──────── Items ────────
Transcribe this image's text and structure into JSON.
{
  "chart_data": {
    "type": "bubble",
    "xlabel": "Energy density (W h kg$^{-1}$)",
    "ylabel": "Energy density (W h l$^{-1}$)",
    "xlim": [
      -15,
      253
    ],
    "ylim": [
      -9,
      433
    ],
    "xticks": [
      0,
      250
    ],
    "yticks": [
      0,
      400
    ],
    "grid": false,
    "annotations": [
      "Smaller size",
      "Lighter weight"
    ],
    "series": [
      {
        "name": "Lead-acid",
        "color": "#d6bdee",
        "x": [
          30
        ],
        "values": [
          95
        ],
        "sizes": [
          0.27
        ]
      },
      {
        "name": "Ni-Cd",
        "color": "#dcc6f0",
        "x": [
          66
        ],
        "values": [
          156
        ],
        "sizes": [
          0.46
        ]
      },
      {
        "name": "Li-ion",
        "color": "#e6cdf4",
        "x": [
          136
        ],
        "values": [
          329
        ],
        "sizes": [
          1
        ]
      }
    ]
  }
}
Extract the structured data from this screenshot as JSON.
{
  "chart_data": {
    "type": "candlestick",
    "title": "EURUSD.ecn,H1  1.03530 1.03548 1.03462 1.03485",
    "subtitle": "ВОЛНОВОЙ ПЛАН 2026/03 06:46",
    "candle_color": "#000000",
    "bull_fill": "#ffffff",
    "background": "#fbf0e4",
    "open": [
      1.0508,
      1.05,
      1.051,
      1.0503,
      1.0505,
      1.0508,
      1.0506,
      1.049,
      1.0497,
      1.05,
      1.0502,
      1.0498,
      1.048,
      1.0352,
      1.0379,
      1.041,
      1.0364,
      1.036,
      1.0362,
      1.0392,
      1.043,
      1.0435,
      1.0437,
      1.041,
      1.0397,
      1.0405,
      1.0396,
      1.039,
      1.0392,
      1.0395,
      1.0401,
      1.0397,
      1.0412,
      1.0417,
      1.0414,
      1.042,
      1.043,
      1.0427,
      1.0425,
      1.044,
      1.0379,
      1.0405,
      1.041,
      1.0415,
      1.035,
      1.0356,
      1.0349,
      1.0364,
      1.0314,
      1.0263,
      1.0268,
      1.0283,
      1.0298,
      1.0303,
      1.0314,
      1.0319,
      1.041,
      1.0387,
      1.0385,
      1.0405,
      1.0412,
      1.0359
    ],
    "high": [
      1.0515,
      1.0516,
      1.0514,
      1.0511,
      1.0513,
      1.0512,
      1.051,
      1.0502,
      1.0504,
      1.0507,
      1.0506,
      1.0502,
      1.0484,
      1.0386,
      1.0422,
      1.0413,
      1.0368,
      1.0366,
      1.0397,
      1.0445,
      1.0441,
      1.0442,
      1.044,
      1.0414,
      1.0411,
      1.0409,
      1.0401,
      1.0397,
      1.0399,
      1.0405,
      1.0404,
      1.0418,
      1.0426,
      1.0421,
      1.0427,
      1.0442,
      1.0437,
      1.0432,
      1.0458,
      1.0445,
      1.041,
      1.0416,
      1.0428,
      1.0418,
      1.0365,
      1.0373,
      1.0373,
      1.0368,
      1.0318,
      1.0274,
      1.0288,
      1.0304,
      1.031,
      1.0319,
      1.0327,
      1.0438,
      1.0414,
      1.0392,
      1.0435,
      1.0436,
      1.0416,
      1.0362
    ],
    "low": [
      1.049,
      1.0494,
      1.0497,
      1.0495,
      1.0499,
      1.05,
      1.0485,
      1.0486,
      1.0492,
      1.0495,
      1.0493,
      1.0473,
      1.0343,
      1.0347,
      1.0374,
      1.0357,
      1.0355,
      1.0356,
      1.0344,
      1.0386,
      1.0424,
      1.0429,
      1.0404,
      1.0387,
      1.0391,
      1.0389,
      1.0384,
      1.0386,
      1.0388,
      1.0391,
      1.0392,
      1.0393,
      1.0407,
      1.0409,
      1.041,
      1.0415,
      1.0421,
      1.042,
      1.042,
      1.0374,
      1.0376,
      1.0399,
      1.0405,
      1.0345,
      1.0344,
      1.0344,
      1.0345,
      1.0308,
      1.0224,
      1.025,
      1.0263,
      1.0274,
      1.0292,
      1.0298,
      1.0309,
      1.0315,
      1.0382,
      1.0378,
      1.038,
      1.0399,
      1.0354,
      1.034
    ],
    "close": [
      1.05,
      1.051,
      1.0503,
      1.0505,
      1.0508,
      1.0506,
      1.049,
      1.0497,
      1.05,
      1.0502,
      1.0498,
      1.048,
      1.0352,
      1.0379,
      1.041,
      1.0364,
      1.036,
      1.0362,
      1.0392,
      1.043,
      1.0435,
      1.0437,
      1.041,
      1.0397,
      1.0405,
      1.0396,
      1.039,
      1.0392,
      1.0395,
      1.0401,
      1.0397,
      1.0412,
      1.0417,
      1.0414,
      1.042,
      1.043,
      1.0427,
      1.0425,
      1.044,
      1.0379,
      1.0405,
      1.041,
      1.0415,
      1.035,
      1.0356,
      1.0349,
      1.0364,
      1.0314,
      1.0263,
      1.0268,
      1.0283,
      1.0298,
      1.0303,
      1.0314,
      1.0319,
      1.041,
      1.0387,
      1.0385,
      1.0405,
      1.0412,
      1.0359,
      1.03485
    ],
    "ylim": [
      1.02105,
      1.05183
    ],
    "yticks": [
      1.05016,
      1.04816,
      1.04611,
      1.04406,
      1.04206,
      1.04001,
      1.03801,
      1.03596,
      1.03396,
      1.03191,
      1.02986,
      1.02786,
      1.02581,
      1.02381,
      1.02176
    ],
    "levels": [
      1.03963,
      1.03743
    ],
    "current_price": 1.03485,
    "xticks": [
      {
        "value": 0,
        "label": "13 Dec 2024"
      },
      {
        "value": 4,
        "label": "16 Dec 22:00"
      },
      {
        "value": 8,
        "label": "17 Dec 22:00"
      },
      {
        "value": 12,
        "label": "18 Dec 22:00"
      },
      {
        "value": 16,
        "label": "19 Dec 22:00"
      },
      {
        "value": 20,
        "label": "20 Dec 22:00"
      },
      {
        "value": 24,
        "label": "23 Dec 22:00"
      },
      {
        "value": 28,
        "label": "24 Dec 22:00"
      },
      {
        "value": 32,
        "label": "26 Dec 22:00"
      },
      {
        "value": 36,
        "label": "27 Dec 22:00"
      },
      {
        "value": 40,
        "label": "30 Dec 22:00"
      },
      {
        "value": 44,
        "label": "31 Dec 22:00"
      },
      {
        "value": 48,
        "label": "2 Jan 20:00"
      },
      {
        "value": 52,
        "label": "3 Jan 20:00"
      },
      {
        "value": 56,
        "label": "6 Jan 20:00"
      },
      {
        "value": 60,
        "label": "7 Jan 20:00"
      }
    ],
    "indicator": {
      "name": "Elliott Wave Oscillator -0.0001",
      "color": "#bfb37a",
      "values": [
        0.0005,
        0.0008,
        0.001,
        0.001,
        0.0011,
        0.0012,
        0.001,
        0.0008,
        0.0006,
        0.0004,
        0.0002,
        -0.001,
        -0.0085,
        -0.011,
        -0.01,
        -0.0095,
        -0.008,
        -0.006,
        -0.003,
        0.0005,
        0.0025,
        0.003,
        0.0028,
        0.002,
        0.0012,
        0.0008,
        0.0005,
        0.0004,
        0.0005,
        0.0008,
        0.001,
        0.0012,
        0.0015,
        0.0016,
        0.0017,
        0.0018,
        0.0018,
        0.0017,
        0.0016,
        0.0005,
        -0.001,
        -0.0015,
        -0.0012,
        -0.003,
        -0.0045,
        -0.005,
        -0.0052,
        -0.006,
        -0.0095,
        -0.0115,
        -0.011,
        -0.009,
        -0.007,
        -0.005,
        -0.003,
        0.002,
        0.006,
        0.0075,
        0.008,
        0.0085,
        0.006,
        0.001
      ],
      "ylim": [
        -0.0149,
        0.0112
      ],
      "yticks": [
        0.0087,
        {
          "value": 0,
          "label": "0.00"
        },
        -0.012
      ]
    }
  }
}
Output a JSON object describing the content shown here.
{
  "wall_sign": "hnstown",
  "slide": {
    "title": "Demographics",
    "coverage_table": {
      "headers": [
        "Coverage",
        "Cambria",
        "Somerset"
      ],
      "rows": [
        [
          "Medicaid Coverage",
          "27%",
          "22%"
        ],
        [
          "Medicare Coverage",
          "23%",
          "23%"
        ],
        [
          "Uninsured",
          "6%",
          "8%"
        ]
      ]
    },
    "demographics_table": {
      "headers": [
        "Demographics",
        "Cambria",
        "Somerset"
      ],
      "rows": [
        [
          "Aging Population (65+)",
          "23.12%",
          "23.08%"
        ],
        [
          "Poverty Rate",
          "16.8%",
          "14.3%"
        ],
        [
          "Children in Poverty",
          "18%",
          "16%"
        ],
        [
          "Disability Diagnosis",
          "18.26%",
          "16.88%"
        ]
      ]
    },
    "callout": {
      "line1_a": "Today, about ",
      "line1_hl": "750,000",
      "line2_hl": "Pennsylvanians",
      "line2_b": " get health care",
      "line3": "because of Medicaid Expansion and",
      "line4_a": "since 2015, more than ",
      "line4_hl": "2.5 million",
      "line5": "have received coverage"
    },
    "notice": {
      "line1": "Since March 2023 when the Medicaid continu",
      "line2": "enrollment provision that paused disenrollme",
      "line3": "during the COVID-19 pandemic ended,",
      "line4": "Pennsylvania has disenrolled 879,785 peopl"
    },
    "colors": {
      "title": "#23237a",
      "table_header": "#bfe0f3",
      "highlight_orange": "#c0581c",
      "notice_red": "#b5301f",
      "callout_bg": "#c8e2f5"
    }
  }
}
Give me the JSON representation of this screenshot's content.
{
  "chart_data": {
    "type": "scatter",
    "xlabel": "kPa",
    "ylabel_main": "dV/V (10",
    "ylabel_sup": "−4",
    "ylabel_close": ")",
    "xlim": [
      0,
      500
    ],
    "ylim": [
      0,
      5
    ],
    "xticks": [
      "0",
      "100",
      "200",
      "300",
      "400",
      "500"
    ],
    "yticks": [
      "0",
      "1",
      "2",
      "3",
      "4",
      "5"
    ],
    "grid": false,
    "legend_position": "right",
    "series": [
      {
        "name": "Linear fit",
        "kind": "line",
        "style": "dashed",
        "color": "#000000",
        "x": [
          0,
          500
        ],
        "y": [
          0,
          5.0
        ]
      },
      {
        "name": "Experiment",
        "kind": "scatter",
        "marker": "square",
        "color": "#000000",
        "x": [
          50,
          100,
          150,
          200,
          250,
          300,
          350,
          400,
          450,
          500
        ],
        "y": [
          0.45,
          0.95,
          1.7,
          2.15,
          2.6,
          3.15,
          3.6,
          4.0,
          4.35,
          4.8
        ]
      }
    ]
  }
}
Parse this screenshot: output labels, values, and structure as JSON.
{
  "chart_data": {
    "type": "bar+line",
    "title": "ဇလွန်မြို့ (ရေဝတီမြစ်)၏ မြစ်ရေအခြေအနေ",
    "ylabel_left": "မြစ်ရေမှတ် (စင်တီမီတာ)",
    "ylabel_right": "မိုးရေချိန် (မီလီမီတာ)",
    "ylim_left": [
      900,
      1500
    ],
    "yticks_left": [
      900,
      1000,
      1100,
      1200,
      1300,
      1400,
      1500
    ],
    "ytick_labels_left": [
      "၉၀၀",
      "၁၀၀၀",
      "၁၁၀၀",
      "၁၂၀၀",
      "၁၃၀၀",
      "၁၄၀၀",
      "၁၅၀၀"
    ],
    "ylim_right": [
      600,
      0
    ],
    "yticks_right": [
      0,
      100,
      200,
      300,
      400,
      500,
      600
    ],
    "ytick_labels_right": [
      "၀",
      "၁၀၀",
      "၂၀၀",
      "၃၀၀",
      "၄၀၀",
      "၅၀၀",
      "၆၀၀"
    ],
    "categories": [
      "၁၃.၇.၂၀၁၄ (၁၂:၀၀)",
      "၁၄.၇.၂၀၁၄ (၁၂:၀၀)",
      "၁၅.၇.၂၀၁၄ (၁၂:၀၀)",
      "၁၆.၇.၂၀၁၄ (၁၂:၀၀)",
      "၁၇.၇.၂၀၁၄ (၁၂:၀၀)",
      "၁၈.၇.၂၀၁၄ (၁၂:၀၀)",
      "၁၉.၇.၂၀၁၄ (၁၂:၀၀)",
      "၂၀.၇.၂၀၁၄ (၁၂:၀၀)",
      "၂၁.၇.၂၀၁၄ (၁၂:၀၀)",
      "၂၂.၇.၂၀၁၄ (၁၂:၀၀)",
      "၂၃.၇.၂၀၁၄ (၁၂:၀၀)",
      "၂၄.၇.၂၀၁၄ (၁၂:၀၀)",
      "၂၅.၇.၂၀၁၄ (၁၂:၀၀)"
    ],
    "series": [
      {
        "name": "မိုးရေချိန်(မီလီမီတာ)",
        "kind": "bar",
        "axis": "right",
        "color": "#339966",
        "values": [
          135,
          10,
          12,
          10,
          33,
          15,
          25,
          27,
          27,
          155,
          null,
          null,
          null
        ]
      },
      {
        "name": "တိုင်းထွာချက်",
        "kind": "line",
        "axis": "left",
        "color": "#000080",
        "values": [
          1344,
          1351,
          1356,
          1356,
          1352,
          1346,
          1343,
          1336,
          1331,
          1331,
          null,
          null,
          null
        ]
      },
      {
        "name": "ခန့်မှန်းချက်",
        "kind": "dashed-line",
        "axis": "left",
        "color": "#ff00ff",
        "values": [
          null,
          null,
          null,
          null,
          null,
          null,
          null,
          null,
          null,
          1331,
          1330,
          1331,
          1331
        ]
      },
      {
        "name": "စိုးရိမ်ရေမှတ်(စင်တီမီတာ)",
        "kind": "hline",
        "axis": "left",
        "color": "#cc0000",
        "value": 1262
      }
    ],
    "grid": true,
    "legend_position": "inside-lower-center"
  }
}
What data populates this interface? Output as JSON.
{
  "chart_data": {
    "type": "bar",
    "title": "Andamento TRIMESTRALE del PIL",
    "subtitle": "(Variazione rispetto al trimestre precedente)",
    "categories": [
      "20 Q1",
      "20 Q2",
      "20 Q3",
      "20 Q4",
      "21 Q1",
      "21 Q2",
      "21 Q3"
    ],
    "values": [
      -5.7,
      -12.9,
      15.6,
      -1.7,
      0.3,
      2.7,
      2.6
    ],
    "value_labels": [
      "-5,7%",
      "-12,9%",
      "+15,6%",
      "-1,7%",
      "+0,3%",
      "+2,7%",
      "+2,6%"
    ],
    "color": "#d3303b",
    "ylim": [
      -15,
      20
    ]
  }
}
────────
--- Set exercise ---
Among the entries, how many lines include the word "content"? Answer with a single number and nothing further.

--- Result of this task ---
2